> WHAT THE TASK REQUIRES
Every entry needs to be printed exactly, please.

[Records from a data collection]
────

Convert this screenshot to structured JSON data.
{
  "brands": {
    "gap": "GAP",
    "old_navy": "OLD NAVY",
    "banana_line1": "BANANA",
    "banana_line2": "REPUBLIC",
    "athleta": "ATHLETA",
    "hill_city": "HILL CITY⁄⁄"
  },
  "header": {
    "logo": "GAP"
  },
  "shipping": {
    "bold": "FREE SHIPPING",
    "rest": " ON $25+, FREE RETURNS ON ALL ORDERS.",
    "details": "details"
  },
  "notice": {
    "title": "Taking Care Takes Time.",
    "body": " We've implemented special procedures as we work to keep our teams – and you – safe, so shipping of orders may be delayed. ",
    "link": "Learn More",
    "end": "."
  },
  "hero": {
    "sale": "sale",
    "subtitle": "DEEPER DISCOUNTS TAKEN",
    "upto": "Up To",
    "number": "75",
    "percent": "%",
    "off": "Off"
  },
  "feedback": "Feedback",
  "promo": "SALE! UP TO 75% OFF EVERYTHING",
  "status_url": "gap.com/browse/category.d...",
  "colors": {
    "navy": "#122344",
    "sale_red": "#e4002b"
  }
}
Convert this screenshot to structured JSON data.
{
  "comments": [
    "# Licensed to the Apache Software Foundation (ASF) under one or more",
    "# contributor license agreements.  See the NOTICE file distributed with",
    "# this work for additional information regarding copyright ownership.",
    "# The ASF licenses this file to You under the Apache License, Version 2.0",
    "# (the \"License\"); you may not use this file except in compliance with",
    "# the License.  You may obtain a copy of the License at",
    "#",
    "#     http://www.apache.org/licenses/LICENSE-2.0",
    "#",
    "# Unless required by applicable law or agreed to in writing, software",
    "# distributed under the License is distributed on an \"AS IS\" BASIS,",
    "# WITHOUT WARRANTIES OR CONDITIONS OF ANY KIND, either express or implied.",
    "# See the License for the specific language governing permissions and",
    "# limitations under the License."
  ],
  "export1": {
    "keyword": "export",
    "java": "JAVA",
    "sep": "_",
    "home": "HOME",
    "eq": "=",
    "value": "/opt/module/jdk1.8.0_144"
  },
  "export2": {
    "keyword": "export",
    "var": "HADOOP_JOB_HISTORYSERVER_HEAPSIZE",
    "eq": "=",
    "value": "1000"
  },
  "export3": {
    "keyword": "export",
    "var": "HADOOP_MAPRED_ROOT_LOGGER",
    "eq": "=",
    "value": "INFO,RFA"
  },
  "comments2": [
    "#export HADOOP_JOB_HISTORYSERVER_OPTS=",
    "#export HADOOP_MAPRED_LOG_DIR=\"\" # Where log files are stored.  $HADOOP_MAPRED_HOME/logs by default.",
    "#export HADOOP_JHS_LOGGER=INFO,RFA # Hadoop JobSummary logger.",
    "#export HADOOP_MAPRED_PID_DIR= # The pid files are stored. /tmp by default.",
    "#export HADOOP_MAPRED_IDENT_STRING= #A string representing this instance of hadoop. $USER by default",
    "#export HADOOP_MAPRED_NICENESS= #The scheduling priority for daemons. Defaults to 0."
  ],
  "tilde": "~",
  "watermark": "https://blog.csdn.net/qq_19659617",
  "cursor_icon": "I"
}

────

> ANSWER FOR THIS EXERCISE
Convert this screenshot to structured JSON data.
{
  "brands": {
    "gap": "GAP",
    "old_navy": "OLD NAVY",
    "banana_line1": "BANANA",
    "banana_line2": "REPUBLIC",
    "athleta": "ATHLETA",
    "hill_city": "HILL CITY⁄⁄"
  },
  "header": {
    "logo": "GAP"
  },
  "shipping": {
    "bold": "FREE SHIPPING",
    "rest": " ON $25+, FREE RETURNS ON ALL ORDERS.",
    "details": "details"
  },
  "notice": {
    "title": "Taking Care Takes Time.",
    "body": " We've implemented special procedures as we work to keep our teams – and you – safe, so shipping of orders may be delayed. ",
    "link": "Learn More",
    "end": "."
  },
  "hero": {
    "sale": "sale",
    "subtitle": "DEEPER DISCOUNTS TAKEN",
    "upto": "Up To",
    "number": "75",
    "percent": "%",
    "off": "Off"
  },
  "feedback": "Feedback",
  "promo": "SALE! UP TO 75% OFF EVERYTHING",
  "status_url": "gap.com/browse/category.d...",
  "colors": {
    "navy": "#122344",
    "sale_red": "#e4002b"
  }
}
Convert this screenshot to structured JSON data.
{
  "comments": [
    "# Licensed to the Apache Software Foundation (ASF) under one or more",
    "# contributor license agreements.  See the NOTICE file distributed with",
    "# this work for additional information regarding copyright ownership.",
    "# The ASF licenses this file to You under the Apache License, Version 2.0",
    "# (the \"License\"); you may not use this file except in compliance with",
    "# the License.  You may obtain a copy of the License at",
    "#",
    "#     http://www.apache.org/licenses/LICENSE-2.0",
    "#",
    "# Unless required by applicable law or agreed to in writing, software",
    "# distributed under the License is distributed on an \"AS IS\" BASIS,",
    "# WITHOUT WARRANTIES OR CONDITIONS OF ANY KIND, either express or implied.",
    "# See the License for the specific language governing permissions and",
    "# limitations under the License."
  ],
  "export1": {
    "keyword": "export",
    "java": "JAVA",
    "sep": "_",
    "home": "HOME",
    "eq": "=",
    "value": "/opt/module/jdk1.8.0_144"
  },
  "export2": {
    "keyword": "export",
    "var": "HADOOP_JOB_HISTORYSERVER_HEAPSIZE",
    "eq": "=",
    "value": "1000"
  },
  "export3": {
    "keyword": "export",
    "var": "HADOOP_MAPRED_ROOT_LOGGER",
    "eq": "=",
    "value": "INFO,RFA"
  },
  "comments2": [
    "#export HADOOP_JOB_HISTORYSERVER_OPTS=",
    "#export HADOOP_MAPRED_LOG_DIR=\"\" # Where log files are stored.  $HADOOP_MAPRED_HOME/logs by default.",
    "#export HADOOP_JHS_LOGGER=INFO,RFA # Hadoop JobSummary logger.",
    "#export HADOOP_MAPRED_PID_DIR= # The pid files are stored. /tmp by default.",
    "#export HADOOP_MAPRED_IDENT_STRING= #A string representing this instance of hadoop. $USER by default",
    "#export HADOOP_MAPRED_NICENESS= #The scheduling priority for daemons. Defaults to 0."
  ],
  "tilde": "~",
  "watermark": "https://blog.csdn.net/qq_19659617",
  "cursor_icon": "I"
}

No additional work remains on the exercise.